-- Direction --
Your task is to copy the lines from the line containing "Give me a plain-text" through the end of the listing below, both included, without any pictures.

-- Extracted data entries --
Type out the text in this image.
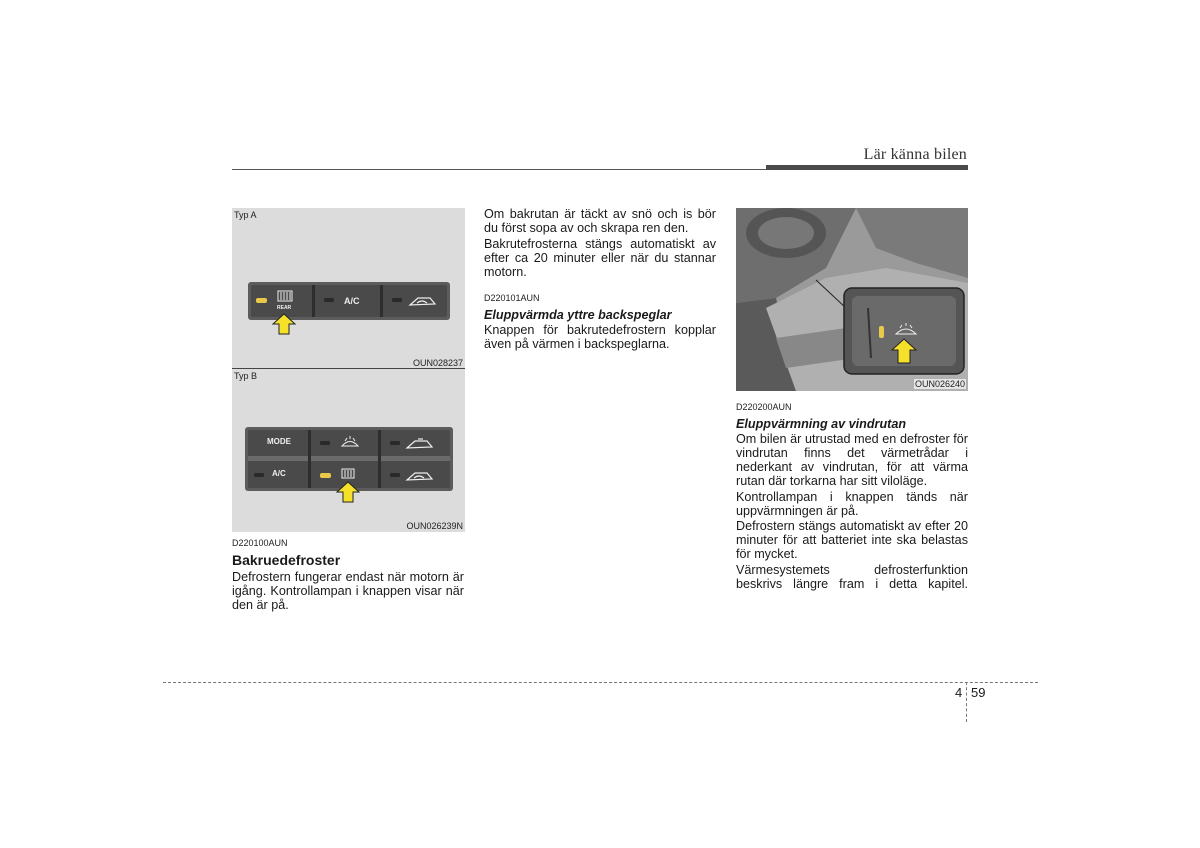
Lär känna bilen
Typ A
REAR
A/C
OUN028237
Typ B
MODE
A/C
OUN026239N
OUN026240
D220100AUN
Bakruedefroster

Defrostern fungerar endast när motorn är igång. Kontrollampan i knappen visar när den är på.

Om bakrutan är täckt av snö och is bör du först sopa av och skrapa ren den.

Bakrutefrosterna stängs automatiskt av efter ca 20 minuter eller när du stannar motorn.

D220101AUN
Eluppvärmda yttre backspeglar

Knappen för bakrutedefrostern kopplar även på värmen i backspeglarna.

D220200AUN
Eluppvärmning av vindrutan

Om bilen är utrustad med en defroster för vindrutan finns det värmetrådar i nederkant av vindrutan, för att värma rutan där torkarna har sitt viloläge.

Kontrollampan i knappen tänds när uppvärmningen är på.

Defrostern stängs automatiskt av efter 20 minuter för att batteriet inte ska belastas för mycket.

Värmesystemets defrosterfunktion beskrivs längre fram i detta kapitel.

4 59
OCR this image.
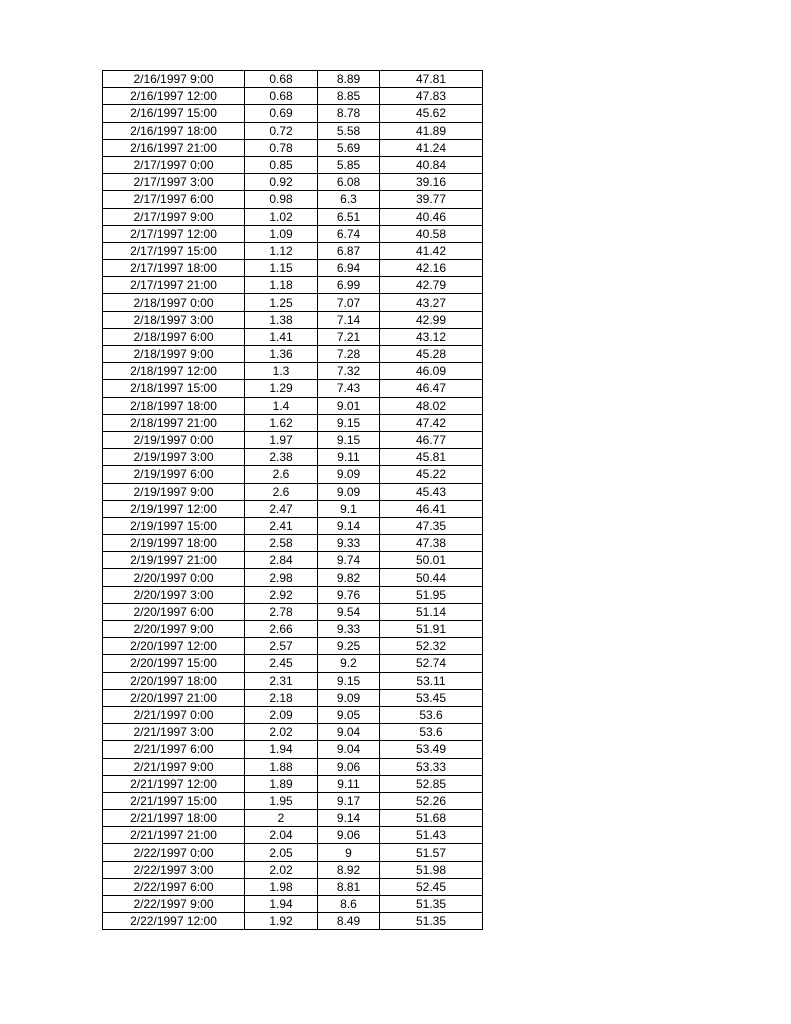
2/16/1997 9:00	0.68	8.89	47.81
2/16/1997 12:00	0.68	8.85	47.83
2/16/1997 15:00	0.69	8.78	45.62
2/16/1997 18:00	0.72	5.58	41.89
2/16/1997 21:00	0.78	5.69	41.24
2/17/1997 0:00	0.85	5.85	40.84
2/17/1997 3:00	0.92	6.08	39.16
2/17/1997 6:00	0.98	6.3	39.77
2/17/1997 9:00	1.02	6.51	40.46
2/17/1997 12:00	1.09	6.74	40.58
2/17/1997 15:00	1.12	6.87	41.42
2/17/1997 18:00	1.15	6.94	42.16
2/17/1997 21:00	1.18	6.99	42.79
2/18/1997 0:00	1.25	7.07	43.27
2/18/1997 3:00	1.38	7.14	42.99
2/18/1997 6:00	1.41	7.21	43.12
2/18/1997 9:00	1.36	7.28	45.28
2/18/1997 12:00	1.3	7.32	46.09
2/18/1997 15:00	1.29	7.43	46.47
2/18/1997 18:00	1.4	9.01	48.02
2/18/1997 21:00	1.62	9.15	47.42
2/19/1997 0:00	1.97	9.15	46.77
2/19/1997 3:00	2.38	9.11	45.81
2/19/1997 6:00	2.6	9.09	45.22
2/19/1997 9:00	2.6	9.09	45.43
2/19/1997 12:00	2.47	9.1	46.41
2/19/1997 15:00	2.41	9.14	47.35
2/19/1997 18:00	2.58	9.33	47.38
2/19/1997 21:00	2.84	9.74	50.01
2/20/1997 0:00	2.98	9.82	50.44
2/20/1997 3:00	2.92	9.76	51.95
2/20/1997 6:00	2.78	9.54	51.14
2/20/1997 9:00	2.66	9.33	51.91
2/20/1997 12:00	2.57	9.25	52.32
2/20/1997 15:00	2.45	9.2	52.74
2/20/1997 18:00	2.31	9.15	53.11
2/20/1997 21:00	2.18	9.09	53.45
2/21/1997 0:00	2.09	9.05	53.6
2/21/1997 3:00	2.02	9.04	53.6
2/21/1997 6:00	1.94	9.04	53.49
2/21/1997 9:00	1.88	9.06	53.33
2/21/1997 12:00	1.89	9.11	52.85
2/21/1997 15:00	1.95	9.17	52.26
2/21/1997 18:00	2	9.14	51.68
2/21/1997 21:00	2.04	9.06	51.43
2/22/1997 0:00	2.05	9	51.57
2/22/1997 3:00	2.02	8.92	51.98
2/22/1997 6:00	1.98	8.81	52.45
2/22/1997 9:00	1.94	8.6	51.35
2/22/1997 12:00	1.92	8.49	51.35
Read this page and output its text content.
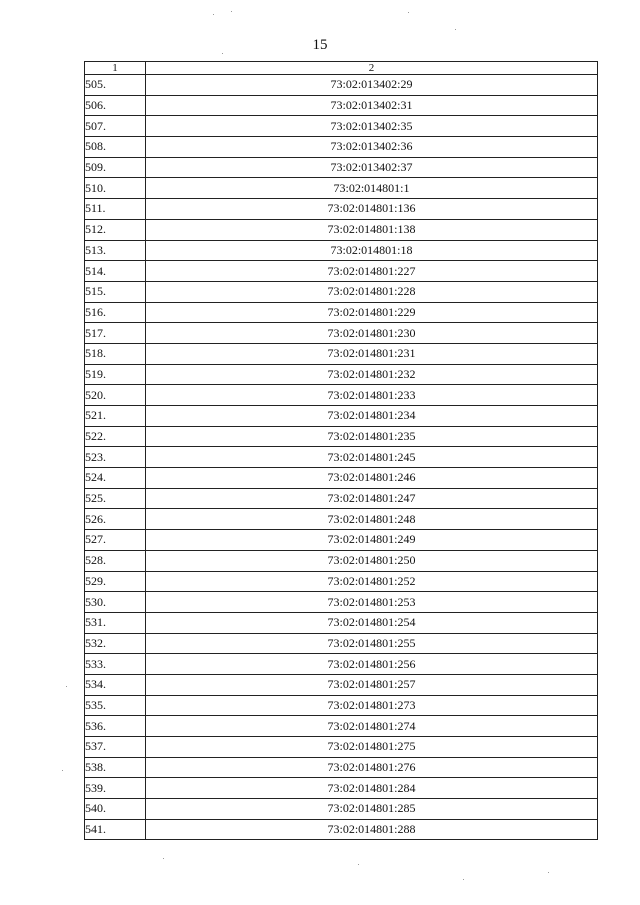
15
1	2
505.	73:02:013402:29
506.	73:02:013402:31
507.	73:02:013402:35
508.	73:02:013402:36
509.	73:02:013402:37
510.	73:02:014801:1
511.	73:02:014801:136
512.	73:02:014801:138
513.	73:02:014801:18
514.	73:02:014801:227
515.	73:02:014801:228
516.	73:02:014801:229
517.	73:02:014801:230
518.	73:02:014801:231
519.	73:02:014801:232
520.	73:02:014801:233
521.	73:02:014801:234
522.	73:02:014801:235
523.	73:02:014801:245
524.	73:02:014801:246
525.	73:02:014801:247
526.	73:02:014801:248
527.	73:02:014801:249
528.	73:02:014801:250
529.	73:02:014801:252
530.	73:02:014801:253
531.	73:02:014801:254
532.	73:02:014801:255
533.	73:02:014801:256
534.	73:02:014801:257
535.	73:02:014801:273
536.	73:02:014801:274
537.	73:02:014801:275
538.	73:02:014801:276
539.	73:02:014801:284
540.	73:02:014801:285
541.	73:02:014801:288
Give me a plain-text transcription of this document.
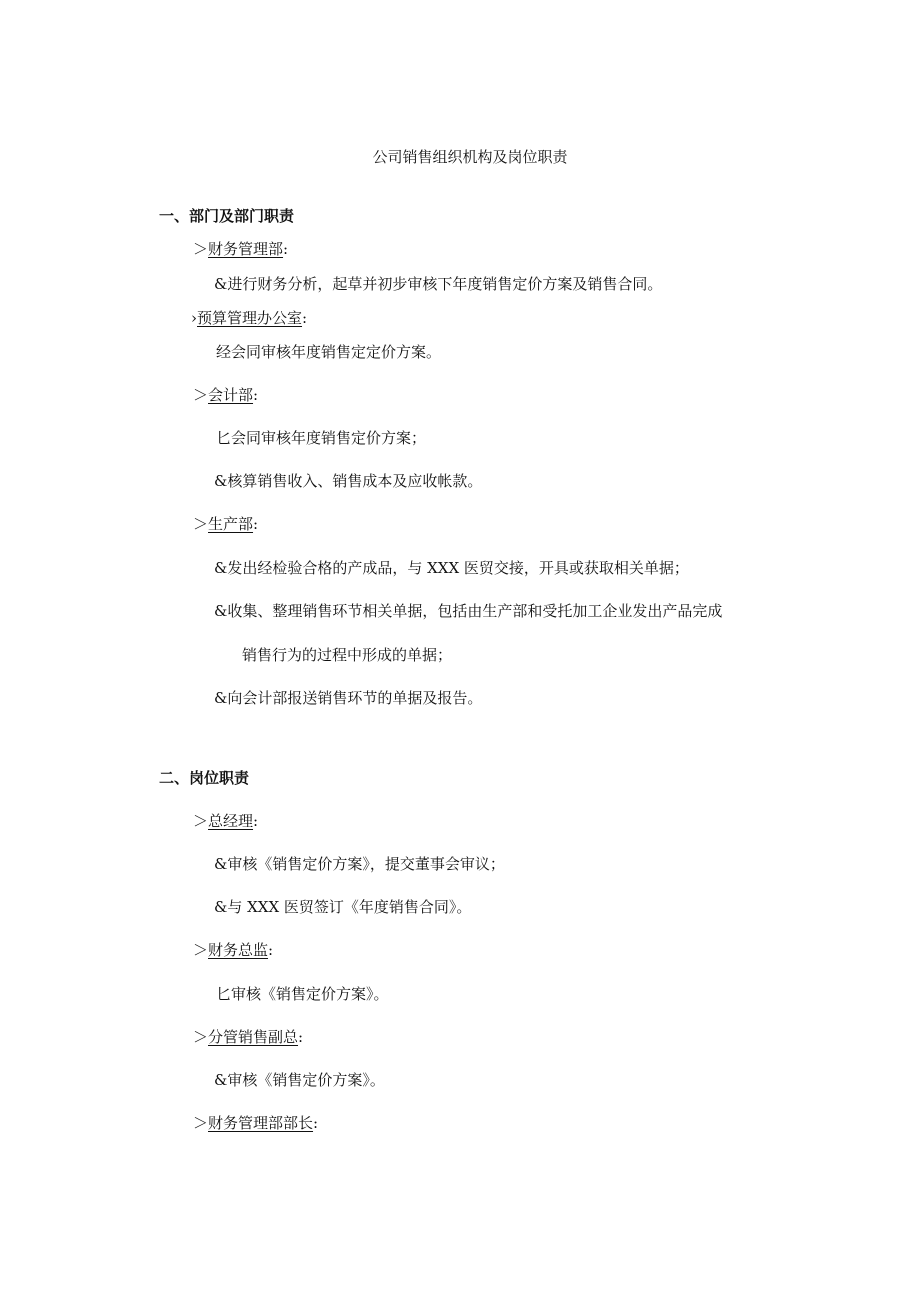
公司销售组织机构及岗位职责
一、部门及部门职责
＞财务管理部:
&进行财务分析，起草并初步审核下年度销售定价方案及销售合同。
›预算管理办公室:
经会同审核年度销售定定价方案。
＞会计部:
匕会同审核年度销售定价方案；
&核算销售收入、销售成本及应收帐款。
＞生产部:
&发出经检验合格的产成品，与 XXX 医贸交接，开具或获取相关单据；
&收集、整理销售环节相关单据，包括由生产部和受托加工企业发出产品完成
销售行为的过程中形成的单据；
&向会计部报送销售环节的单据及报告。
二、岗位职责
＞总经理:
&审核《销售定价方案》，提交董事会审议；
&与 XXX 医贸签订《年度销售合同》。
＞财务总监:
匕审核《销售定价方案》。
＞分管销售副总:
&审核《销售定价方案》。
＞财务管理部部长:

-- The output --
Give me a plain-text transcription of this document.
公司销售组织机构及岗位职责
一、部门及部门职责
＞财务管理部:
&进行财务分析，起草并初步审核下年度销售定价方案及销售合同。
›预算管理办公室:
经会同审核年度销售定定价方案。
＞会计部:
匕会同审核年度销售定价方案；
&核算销售收入、销售成本及应收帐款。
＞生产部:
&发出经检验合格的产成品，与 XXX 医贸交接，开具或获取相关单据；
&收集、整理销售环节相关单据，包括由生产部和受托加工企业发出产品完成
销售行为的过程中形成的单据；
&向会计部报送销售环节的单据及报告。
二、岗位职责
＞总经理:
&审核《销售定价方案》，提交董事会审议；
&与 XXX 医贸签订《年度销售合同》。
＞财务总监:
匕审核《销售定价方案》。
＞分管销售副总:
&审核《销售定价方案》。
＞财务管理部部长:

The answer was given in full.